Your objective: Find the lines with "What" in them and copy them out.

════════════════

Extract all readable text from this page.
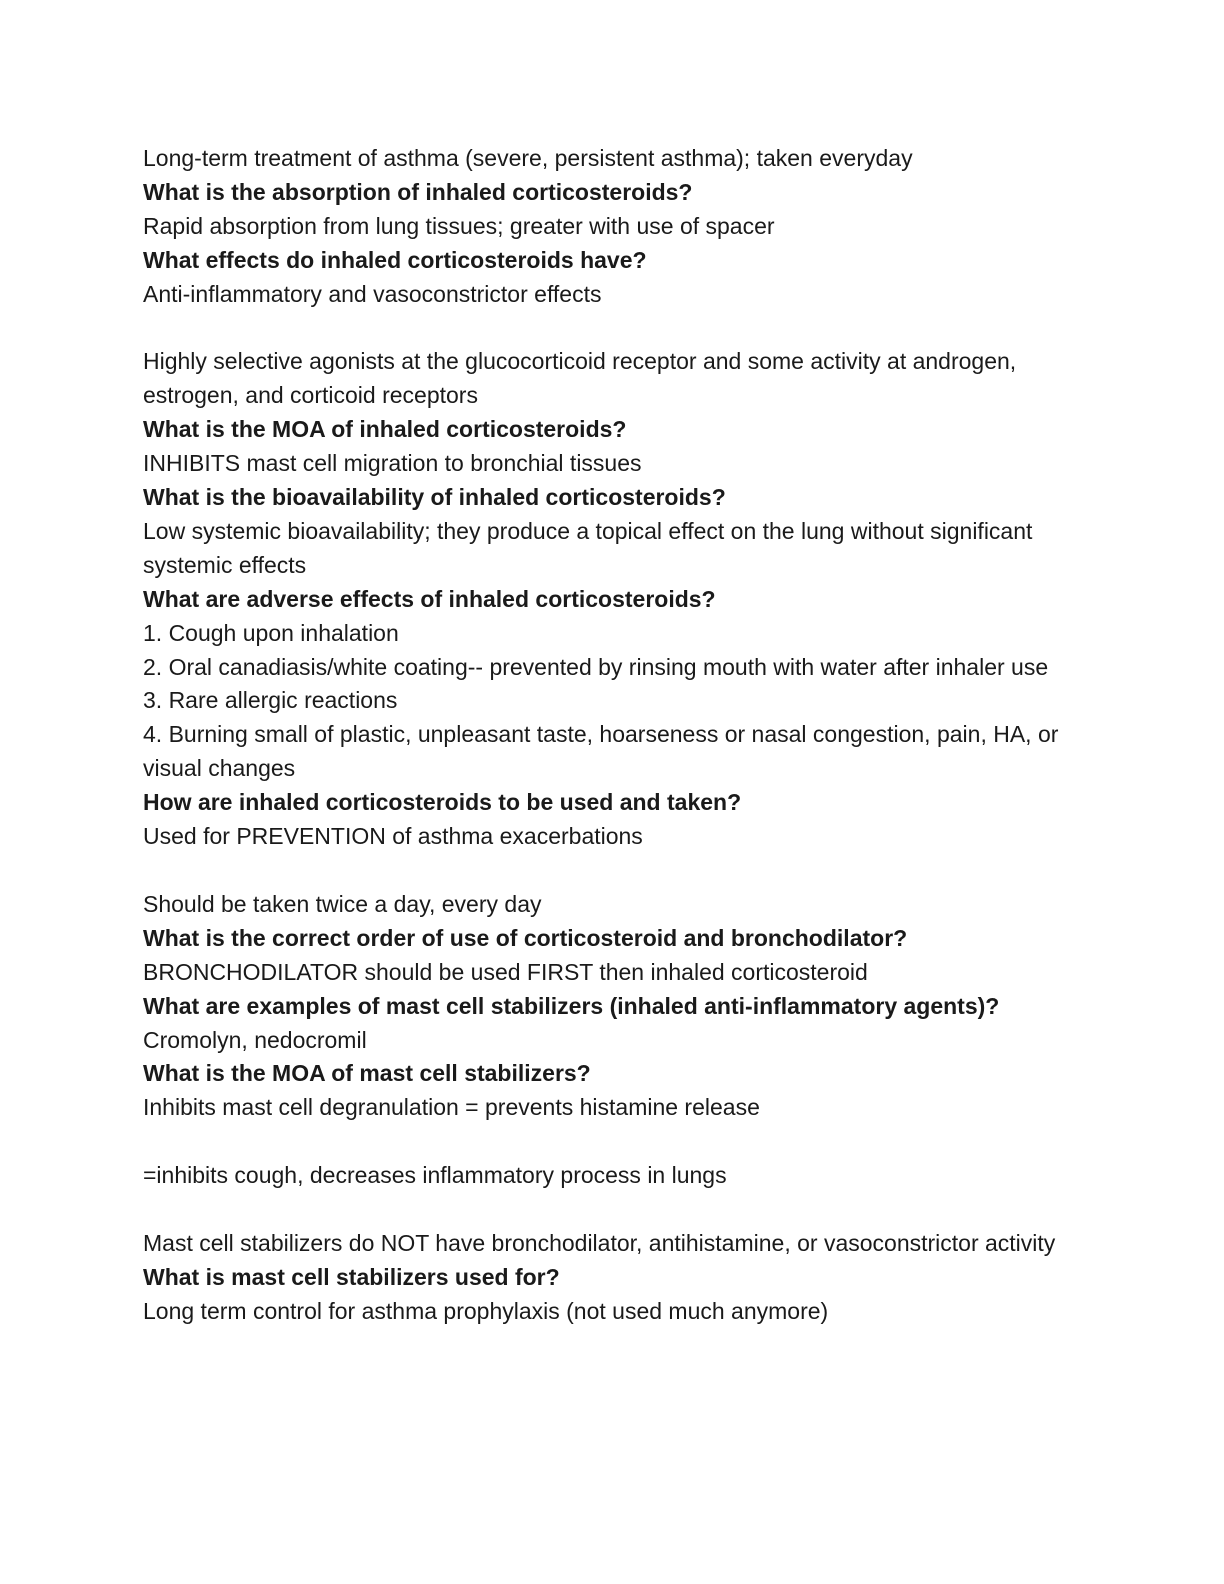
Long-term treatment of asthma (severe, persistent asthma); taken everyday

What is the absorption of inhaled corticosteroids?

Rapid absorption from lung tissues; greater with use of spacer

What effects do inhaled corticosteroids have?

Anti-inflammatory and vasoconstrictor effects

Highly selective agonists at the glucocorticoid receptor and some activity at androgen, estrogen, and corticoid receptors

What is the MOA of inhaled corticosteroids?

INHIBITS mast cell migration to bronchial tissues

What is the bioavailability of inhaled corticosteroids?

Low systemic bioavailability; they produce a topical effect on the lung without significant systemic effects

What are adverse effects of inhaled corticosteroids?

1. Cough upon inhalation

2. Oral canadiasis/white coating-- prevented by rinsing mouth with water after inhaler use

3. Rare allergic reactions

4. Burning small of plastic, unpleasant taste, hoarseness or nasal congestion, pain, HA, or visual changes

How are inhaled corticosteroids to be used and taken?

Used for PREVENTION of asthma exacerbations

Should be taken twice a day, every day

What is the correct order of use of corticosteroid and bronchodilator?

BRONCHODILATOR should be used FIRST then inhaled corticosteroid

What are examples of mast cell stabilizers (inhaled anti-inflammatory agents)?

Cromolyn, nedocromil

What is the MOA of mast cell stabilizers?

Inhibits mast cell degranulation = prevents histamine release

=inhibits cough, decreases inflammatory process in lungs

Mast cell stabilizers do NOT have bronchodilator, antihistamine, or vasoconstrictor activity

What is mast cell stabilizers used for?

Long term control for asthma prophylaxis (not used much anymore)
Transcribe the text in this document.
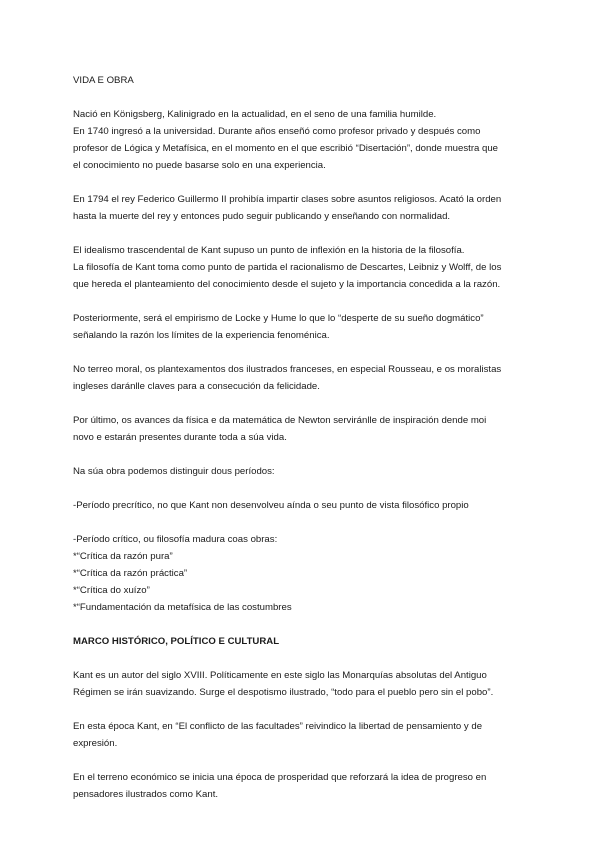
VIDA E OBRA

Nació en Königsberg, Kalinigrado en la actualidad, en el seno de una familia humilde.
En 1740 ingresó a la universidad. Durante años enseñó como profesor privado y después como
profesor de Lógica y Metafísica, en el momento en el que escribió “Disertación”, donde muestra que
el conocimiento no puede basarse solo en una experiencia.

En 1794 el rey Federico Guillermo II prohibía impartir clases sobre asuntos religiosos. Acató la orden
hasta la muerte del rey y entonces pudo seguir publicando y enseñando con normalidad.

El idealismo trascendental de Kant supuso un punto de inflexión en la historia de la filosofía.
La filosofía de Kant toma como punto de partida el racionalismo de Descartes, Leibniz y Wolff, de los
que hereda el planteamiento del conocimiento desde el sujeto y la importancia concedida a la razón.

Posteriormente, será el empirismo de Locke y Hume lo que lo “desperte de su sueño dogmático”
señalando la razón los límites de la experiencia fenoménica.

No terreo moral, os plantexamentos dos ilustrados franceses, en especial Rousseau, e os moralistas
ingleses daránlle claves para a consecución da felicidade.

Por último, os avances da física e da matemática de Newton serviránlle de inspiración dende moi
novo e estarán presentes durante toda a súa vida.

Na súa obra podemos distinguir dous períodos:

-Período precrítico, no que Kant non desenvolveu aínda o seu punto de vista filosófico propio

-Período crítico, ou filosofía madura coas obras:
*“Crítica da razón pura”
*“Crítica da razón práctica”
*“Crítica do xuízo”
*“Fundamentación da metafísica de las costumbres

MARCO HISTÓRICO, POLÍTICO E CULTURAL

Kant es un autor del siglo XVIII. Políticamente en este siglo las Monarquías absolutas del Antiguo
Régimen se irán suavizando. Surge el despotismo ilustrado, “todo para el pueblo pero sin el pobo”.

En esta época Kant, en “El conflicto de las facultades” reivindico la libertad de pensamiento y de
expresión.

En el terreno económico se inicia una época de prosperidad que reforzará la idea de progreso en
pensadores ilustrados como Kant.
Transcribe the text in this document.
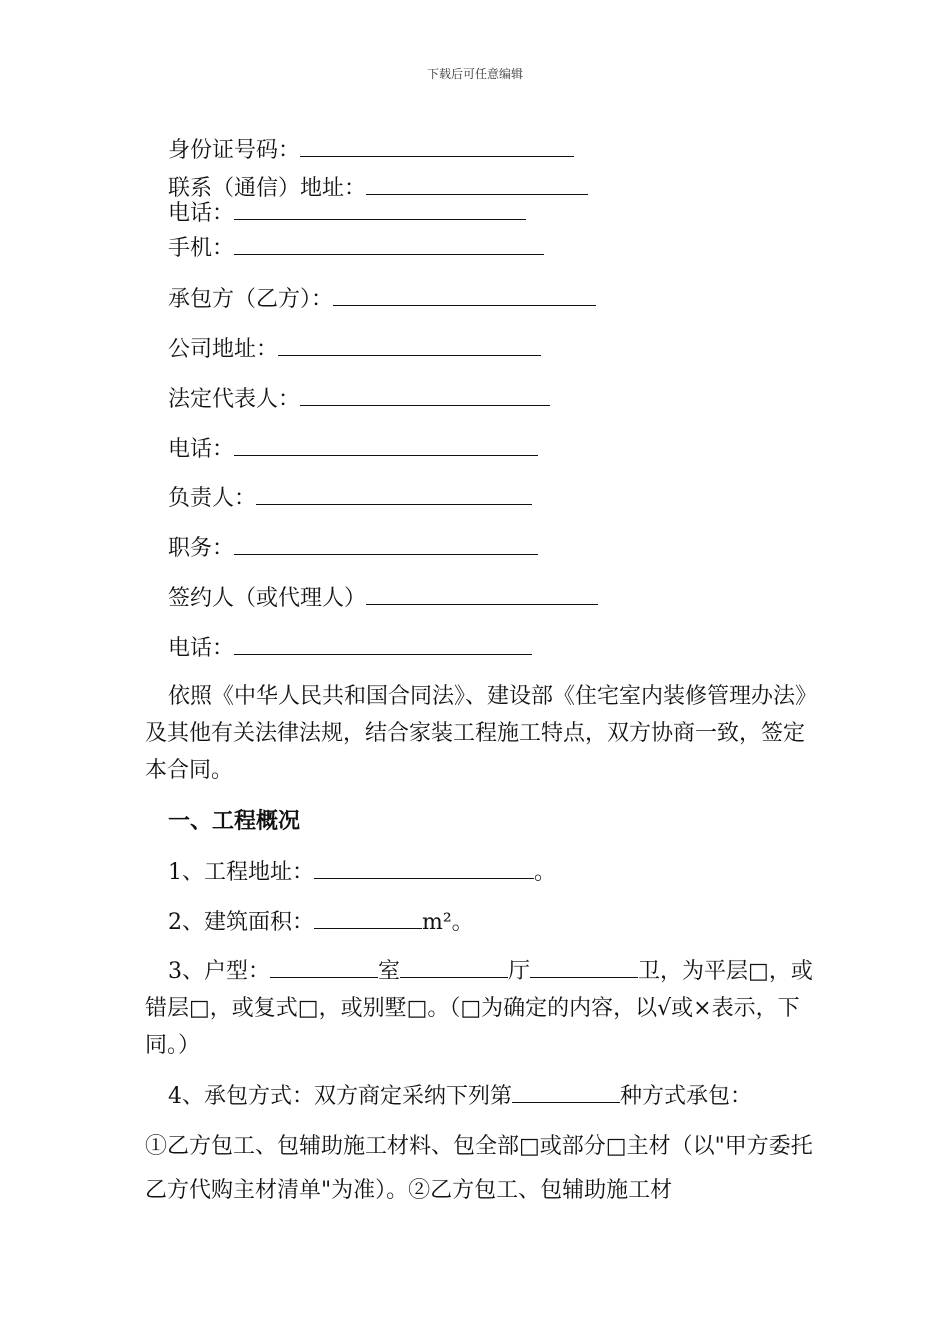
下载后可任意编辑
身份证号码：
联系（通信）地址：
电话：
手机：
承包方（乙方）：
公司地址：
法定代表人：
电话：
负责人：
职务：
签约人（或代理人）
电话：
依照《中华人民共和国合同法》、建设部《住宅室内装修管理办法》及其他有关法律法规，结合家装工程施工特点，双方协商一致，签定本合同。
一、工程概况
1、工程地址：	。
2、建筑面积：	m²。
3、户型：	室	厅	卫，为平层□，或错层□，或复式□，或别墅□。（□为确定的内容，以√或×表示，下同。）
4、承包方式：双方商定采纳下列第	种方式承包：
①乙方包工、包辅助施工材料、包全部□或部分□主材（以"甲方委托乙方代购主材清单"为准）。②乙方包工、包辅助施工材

════════════════

Completed task:
What is the absorption of inhaled corticosteroids?
What effects do inhaled corticosteroids have?
What is the MOA of inhaled corticosteroids?
What is the bioavailability of inhaled corticosteroids?
What are adverse effects of inhaled corticosteroids?
What is the correct order of use of corticosteroid and bronchodilator?
What are examples of mast cell stabilizers (inhaled anti-inflammatory agents)?
What is the MOA of mast cell stabilizers?
What is mast cell stabilizers used for?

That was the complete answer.